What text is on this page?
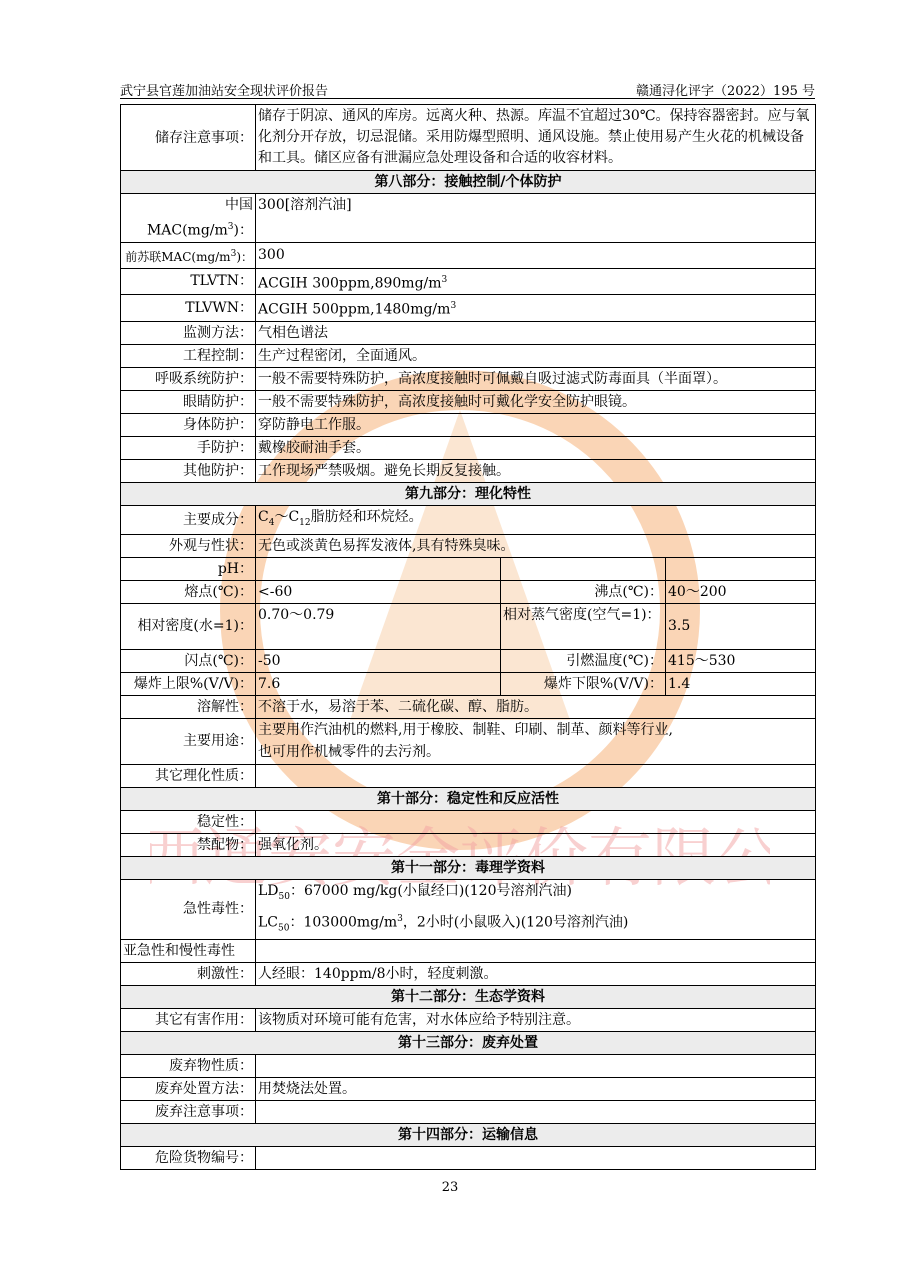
武宁县官莲加油站安全现状评价报告	赣通浔化评字（2022）195 号
储存注意事项：	储存于阴凉、通风的库房。远离火种、热源。库温不宜超过30℃。保持容器密封。应与氧化剂分开存放，切忌混储。采用防爆型照明、通风设施。禁止使用易产生火花的机械设备和工具。储区应备有泄漏应急处理设备和合适的收容材料。		
第八部分：接触控制/个体防护			
中国$MAC(mg/m^3)$：	300[溶剂汽油]		
前苏联$MAC(mg/m^3)$：	300		
TLVTN：	ACGIH $300ppm,890mg/m^3$
TLVWN：	ACGIH $500ppm,1480mg/m^3$
监测方法：	气相色谱法		
工程控制：	生产过程密闭，全面通风。		
呼吸系统防护：	一般不需要特殊防护，高浓度接触时可佩戴自吸过滤式防毒面具（半面罩）。		
眼睛防护：	一般不需要特殊防护，高浓度接触时可戴化学安全防护眼镜。		
身体防护：	穿防静电工作服。		
手防护：	戴橡胶耐油手套。		
其他防护：	工作现场严禁吸烟。避免长期反复接触。		
第九部分：理化特性			
主要成分：	$C_4\sim C_{12}$脂肪烃和环烷烃。		
外观与性状：	无色或淡黄色易挥发液体,具有特殊臭味。		
pH：			
熔点(℃)：	<-60	沸点(℃)：	40～200
相对密度(水=1)：	0.70～0.79	相对蒸气密度(空气=1)：	3.5
闪点(℃)：	-50	引燃温度(℃)：	415～530
爆炸上限%(V/V)：	7.6	爆炸下限%(V/V)：	1.4
溶解性：	不溶于水，易溶于苯、二硫化碳、醇、脂肪。		
主要用途：	主要用作汽油机的燃料,用于橡胶、制鞋、印刷、制革、颜料等行业,
也可用作机械零件的去污剂。		

其它理化性质：			
第十部分：稳定性和反应活性			
稳定性：			
禁配物：	强氧化剂。		
第十一部分：毒理学资料			
急性毒性：	$LD_{50}$：67000 mg/kg(小鼠经口)(120号溶剂汽油)
$LC_{50}$：$103000mg/m^3$，2小时(小鼠吸入)(120号溶剂汽油)		

亚急性和慢性毒性			
刺激性：	人经眼：140ppm/8小时，轻度刺激。		
第十二部分：生态学资料			
其它有害作用：	该物质对环境可能有危害，对水体应给予特别注意。		
第十三部分：废弃处置			
废弃物性质：			
废弃处置方法：	用焚烧法处置。		
废弃注意事项：			
第十四部分：运输信息			
危险货物编号：			
23
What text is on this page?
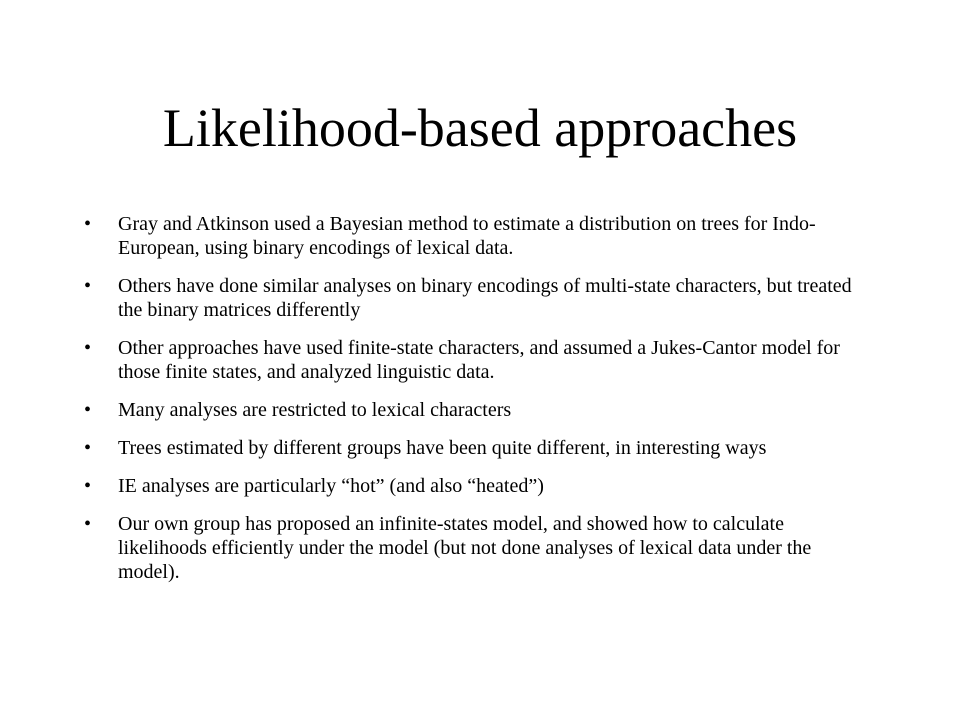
Likelihood-based approaches
•	Gray and Atkinson used a Bayesian method to estimate a distribution on trees for Indo-European, using binary encodings of lexical data.
•	Others have done similar analyses on binary encodings of multi-state characters, but treated the binary matrices differently
•	Other approaches have used finite-state characters, and assumed a Jukes-Cantor model for those finite states, and analyzed linguistic data.
•	Many analyses are restricted to lexical characters
•	Trees estimated by different groups have been quite different, in interesting ways
•	IE analyses are particularly “hot” (and also “heated”)
•	Our own group has proposed an infinite-states model, and showed how to calculate likelihoods efficiently under the model (but not done analyses of lexical data under the model).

Short task: Above are the records; copy every line in them that holds the word "characters".

Finished exercise:
•	Others have done similar analyses on binary encodings of multi-state characters, but treated the binary matrices differently
•	Other approaches have used finite-state characters, and assumed a Jukes-Cantor model for those finite states, and analyzed linguistic data.
•	Many analyses are restricted to lexical characters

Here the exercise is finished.